* [Tarefas]:
- A) Transforme em lista o parágrafo do trecho sobre Bob Dylan que começa com "Existe o Dylan burlesco", conservando os fatos principais.
- B) Por favor, indique qual boxeador, segundo o trecho sobre Bob Dylan, o cantor ajudou a libertar da cadeia.

* [Trecho do texto]:
----------------
Já famosa e poderosa, Madonna conheceu pessoalmente seu ídolo da adolescência; e na capa da People Weekly, olha com quem a Loira Ambiciosa saiu abraçadinha …
Também existe o Dylan admirador de Elvis Presley, o amigo de Joan Baez e inimigo de jornalistas, que recusa a dar entrevistas.
Existe o Dylan contra as guerras, em Masters of War:
venham senhores da guerra / vocês que constroem todas as armas… / eu ficarei sobre o seu túmulo / até me certificar de que vocês estão mortos.
O Dylan contra o racismo, que ajudou a libertar da cadeia o boxeador negro Hurricane:
Enquanto Rubin senta como Buda em uma cela minúscula / Um homem inocente no inferno / Essa é a história do Hurricane / Mas não vai acabar até que limpem seu nome / E devolvam o tempo perdido
Bob Dylan visita Rubin “Hurricane” Carter na prisão; anos depois Hurricane livre se encontra com Dylan
Cada um compreende (ou não compreende) Dylan de acordo com a bagagem de vida. Ame-o ou deteste-o! Oito ou oitentão!
Existe o Dylan burlesco, Jokerman, leitor de notícias de jornais para se inspirar, o crítico social, a consciência de uma geração. Dylan lança farpas com sua voz de grunhidos e uivos!
----------------
* [Dados brutos]:
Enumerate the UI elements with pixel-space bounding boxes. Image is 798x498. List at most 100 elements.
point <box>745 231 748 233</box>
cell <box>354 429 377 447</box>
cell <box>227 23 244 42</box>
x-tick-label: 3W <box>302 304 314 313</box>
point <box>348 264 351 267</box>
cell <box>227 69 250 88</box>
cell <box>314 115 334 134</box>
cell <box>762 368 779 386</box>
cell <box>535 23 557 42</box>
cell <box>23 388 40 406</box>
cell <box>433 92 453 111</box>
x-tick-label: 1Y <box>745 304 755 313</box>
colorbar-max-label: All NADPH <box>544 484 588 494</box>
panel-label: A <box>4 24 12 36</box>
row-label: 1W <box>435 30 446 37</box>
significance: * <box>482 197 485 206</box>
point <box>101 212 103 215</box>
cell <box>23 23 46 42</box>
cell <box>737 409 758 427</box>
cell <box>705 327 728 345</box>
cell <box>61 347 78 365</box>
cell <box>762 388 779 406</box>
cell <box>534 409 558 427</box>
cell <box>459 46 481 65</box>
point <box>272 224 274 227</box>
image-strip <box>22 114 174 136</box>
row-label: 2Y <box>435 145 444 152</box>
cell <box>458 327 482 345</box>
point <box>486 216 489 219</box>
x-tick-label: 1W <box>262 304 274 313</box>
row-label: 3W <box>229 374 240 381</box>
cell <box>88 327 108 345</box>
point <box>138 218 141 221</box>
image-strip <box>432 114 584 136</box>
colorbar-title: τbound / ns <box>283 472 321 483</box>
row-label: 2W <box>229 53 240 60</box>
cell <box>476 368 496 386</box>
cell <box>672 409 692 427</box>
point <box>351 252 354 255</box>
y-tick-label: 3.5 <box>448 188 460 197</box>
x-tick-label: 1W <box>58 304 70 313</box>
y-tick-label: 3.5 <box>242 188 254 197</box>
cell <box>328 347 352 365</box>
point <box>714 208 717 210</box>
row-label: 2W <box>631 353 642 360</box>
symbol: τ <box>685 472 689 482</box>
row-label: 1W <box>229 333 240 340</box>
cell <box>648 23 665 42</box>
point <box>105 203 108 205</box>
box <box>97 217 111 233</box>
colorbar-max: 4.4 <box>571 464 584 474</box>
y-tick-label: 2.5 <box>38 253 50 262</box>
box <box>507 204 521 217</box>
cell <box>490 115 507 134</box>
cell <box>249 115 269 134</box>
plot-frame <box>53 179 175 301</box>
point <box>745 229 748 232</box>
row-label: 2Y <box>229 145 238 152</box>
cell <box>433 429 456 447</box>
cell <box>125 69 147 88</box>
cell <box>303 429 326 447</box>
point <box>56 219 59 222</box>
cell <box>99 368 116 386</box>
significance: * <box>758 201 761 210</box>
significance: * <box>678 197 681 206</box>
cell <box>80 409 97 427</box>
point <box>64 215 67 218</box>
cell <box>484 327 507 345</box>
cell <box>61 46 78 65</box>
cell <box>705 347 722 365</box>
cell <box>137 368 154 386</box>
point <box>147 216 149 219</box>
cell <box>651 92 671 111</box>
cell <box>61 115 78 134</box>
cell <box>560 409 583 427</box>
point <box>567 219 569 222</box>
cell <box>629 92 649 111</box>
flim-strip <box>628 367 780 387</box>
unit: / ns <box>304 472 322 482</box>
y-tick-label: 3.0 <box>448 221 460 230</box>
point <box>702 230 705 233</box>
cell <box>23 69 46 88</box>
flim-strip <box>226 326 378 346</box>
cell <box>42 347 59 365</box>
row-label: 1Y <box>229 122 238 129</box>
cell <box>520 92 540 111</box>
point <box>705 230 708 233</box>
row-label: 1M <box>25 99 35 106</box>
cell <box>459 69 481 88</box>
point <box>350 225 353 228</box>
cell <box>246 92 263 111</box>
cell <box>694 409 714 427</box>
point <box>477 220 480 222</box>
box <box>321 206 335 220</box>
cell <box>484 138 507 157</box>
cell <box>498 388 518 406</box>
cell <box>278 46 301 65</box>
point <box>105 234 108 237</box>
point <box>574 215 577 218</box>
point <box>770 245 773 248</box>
----------------
* [Respostas escritas]:
- A)
- Dylan burlesco, o Jokerman
- Leitor de notícias de jornais em busca de inspiração
- Crítico social
- Consciência de uma geração
- Lança farpas com sua voz de grunhidos e uivos

- B) O boxeador negro Rubin “Hurricane” Carter.